### GOAL
Quote the listing below in its entirety.
[START]
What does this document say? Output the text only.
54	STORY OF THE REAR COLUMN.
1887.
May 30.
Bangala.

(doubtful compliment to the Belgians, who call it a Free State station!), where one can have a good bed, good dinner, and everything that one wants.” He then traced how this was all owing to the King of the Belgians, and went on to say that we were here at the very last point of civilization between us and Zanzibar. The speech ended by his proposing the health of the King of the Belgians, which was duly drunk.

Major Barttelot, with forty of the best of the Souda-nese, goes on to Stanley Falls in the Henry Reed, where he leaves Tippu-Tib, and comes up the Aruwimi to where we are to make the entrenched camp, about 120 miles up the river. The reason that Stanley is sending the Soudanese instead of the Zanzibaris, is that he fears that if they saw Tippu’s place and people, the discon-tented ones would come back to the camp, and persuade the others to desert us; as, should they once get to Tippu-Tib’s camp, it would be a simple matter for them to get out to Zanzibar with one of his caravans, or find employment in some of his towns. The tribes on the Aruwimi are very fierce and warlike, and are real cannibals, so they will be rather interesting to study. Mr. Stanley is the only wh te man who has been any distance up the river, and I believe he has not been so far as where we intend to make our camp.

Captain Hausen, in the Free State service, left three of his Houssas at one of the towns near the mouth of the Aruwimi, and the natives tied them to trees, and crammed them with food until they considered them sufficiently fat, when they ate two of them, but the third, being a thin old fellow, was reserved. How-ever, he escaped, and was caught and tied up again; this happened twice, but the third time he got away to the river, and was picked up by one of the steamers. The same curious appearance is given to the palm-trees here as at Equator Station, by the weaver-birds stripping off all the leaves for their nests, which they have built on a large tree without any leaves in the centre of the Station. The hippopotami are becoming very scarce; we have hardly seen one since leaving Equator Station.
[END]
### REPLY TO THE EXERCISE
What does this document say? Output the text only.
54	STORY OF THE REAR COLUMN.
1887.
May 30.
Bangala.

(doubtful compliment to the Belgians, who call it a Free State station!), where one can have a good bed, good dinner, and everything that one wants.” He then traced how this was all owing to the King of the Belgians, and went on to say that we were here at the very last point of civilization between us and Zanzibar. The speech ended by his proposing the health of the King of the Belgians, which was duly drunk.

Major Barttelot, with forty of the best of the Souda-nese, goes on to Stanley Falls in the Henry Reed, where he leaves Tippu-Tib, and comes up the Aruwimi to where we are to make the entrenched camp, about 120 miles up the river. The reason that Stanley is sending the Soudanese instead of the Zanzibaris, is that he fears that if they saw Tippu’s place and people, the discon-tented ones would come back to the camp, and persuade the others to desert us; as, should they once get to Tippu-Tib’s camp, it would be a simple matter for them to get out to Zanzibar with one of his caravans, or find employment in some of his towns. The tribes on the Aruwimi are very fierce and warlike, and are real cannibals, so they will be rather interesting to study. Mr. Stanley is the only wh te man who has been any distance up the river, and I believe he has not been so far as where we intend to make our camp.

Captain Hausen, in the Free State service, left three of his Houssas at one of the towns near the mouth of the Aruwimi, and the natives tied them to trees, and crammed them with food until they considered them sufficiently fat, when they ate two of them, but the third, being a thin old fellow, was reserved. How-ever, he escaped, and was caught and tied up again; this happened twice, but the third time he got away to the river, and was picked up by one of the steamers. The same curious appearance is given to the palm-trees here as at Equator Station, by the weaver-birds stripping off all the leaves for their nests, which they have built on a large tree without any leaves in the centre of the Station. The hippopotami are becoming very scarce; we have hardly seen one since leaving Equator Station.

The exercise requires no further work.